TASK STATEMENT: The listing below should be copied in full, word for word.

MATERIAL FOR THIS EXERCISE:
______________________________
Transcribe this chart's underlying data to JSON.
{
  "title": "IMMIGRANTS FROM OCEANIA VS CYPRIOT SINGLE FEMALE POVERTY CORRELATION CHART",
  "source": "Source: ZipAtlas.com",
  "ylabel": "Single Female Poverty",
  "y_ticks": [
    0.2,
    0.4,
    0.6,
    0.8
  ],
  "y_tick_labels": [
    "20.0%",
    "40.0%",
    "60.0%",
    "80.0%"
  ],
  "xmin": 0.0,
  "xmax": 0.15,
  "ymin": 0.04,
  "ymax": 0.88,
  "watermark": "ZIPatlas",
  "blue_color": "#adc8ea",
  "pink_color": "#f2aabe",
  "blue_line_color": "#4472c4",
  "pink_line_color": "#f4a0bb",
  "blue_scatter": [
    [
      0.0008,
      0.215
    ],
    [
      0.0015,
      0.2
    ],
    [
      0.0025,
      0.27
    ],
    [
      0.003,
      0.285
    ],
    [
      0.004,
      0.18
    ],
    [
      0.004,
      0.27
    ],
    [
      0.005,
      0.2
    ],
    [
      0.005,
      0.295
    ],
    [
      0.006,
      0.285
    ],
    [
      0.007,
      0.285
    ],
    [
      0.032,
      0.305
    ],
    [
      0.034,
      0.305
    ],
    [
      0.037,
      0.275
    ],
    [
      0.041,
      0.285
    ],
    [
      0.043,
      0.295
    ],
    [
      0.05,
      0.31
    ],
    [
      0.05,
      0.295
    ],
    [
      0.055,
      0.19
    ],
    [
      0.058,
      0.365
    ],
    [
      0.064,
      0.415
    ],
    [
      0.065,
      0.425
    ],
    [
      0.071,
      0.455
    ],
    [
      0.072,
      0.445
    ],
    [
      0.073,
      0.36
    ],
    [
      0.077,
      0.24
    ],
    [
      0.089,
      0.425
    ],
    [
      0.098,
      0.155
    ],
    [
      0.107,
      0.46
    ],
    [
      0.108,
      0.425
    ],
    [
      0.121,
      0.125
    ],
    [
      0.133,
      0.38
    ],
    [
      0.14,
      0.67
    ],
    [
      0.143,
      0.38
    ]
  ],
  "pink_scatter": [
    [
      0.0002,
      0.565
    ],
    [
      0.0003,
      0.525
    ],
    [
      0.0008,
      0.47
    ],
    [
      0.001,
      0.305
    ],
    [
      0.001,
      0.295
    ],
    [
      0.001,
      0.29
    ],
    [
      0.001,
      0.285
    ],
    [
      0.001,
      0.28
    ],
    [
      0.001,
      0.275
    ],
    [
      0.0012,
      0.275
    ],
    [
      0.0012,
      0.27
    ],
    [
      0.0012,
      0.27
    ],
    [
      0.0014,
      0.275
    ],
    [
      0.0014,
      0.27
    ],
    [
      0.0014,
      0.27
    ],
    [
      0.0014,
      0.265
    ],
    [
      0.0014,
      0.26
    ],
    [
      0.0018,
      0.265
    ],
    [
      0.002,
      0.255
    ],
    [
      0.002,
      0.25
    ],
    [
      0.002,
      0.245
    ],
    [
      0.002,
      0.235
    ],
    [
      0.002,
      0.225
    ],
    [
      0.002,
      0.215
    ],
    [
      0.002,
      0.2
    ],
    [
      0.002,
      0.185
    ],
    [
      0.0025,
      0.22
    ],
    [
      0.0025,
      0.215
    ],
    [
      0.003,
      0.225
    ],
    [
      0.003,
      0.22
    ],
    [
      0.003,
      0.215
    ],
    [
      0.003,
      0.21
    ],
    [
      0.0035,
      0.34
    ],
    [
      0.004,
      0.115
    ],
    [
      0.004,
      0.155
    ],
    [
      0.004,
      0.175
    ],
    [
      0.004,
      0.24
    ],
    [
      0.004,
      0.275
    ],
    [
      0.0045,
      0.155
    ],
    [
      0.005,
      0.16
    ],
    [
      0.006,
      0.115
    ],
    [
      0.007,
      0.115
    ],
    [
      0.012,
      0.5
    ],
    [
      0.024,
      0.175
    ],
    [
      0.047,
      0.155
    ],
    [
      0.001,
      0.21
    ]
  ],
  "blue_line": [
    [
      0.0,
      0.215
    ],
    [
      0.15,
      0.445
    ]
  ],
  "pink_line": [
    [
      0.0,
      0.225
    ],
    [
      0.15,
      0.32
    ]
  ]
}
______________________________
FINISHED EXERCISE:
Transcribe this chart's underlying data to JSON.
{
  "title": "IMMIGRANTS FROM OCEANIA VS CYPRIOT SINGLE FEMALE POVERTY CORRELATION CHART",
  "source": "Source: ZipAtlas.com",
  "ylabel": "Single Female Poverty",
  "y_ticks": [
    0.2,
    0.4,
    0.6,
    0.8
  ],
  "y_tick_labels": [
    "20.0%",
    "40.0%",
    "60.0%",
    "80.0%"
  ],
  "xmin": 0.0,
  "xmax": 0.15,
  "ymin": 0.04,
  "ymax": 0.88,
  "watermark": "ZIPatlas",
  "blue_color": "#adc8ea",
  "pink_color": "#f2aabe",
  "blue_line_color": "#4472c4",
  "pink_line_color": "#f4a0bb",
  "blue_scatter": [
    [
      0.0008,
      0.215
    ],
    [
      0.0015,
      0.2
    ],
    [
      0.0025,
      0.27
    ],
    [
      0.003,
      0.285
    ],
    [
      0.004,
      0.18
    ],
    [
      0.004,
      0.27
    ],
    [
      0.005,
      0.2
    ],
    [
      0.005,
      0.295
    ],
    [
      0.006,
      0.285
    ],
    [
      0.007,
      0.285
    ],
    [
      0.032,
      0.305
    ],
    [
      0.034,
      0.305
    ],
    [
      0.037,
      0.275
    ],
    [
      0.041,
      0.285
    ],
    [
      0.043,
      0.295
    ],
    [
      0.05,
      0.31
    ],
    [
      0.05,
      0.295
    ],
    [
      0.055,
      0.19
    ],
    [
      0.058,
      0.365
    ],
    [
      0.064,
      0.415
    ],
    [
      0.065,
      0.425
    ],
    [
      0.071,
      0.455
    ],
    [
      0.072,
      0.445
    ],
    [
      0.073,
      0.36
    ],
    [
      0.077,
      0.24
    ],
    [
      0.089,
      0.425
    ],
    [
      0.098,
      0.155
    ],
    [
      0.107,
      0.46
    ],
    [
      0.108,
      0.425
    ],
    [
      0.121,
      0.125
    ],
    [
      0.133,
      0.38
    ],
    [
      0.14,
      0.67
    ],
    [
      0.143,
      0.38
    ]
  ],
  "pink_scatter": [
    [
      0.0002,
      0.565
    ],
    [
      0.0003,
      0.525
    ],
    [
      0.0008,
      0.47
    ],
    [
      0.001,
      0.305
    ],
    [
      0.001,
      0.295
    ],
    [
      0.001,
      0.29
    ],
    [
      0.001,
      0.285
    ],
    [
      0.001,
      0.28
    ],
    [
      0.001,
      0.275
    ],
    [
      0.0012,
      0.275
    ],
    [
      0.0012,
      0.27
    ],
    [
      0.0012,
      0.27
    ],
    [
      0.0014,
      0.275
    ],
    [
      0.0014,
      0.27
    ],
    [
      0.0014,
      0.27
    ],
    [
      0.0014,
      0.265
    ],
    [
      0.0014,
      0.26
    ],
    [
      0.0018,
      0.265
    ],
    [
      0.002,
      0.255
    ],
    [
      0.002,
      0.25
    ],
    [
      0.002,
      0.245
    ],
    [
      0.002,
      0.235
    ],
    [
      0.002,
      0.225
    ],
    [
      0.002,
      0.215
    ],
    [
      0.002,
      0.2
    ],
    [
      0.002,
      0.185
    ],
    [
      0.0025,
      0.22
    ],
    [
      0.0025,
      0.215
    ],
    [
      0.003,
      0.225
    ],
    [
      0.003,
      0.22
    ],
    [
      0.003,
      0.215
    ],
    [
      0.003,
      0.21
    ],
    [
      0.0035,
      0.34
    ],
    [
      0.004,
      0.115
    ],
    [
      0.004,
      0.155
    ],
    [
      0.004,
      0.175
    ],
    [
      0.004,
      0.24
    ],
    [
      0.004,
      0.275
    ],
    [
      0.0045,
      0.155
    ],
    [
      0.005,
      0.16
    ],
    [
      0.006,
      0.115
    ],
    [
      0.007,
      0.115
    ],
    [
      0.012,
      0.5
    ],
    [
      0.024,
      0.175
    ],
    [
      0.047,
      0.155
    ],
    [
      0.001,
      0.21
    ]
  ],
  "blue_line": [
    [
      0.0,
      0.215
    ],
    [
      0.15,
      0.445
    ]
  ],
  "pink_line": [
    [
      0.0,
      0.225
    ],
    [
      0.15,
      0.32
    ]
  ]
}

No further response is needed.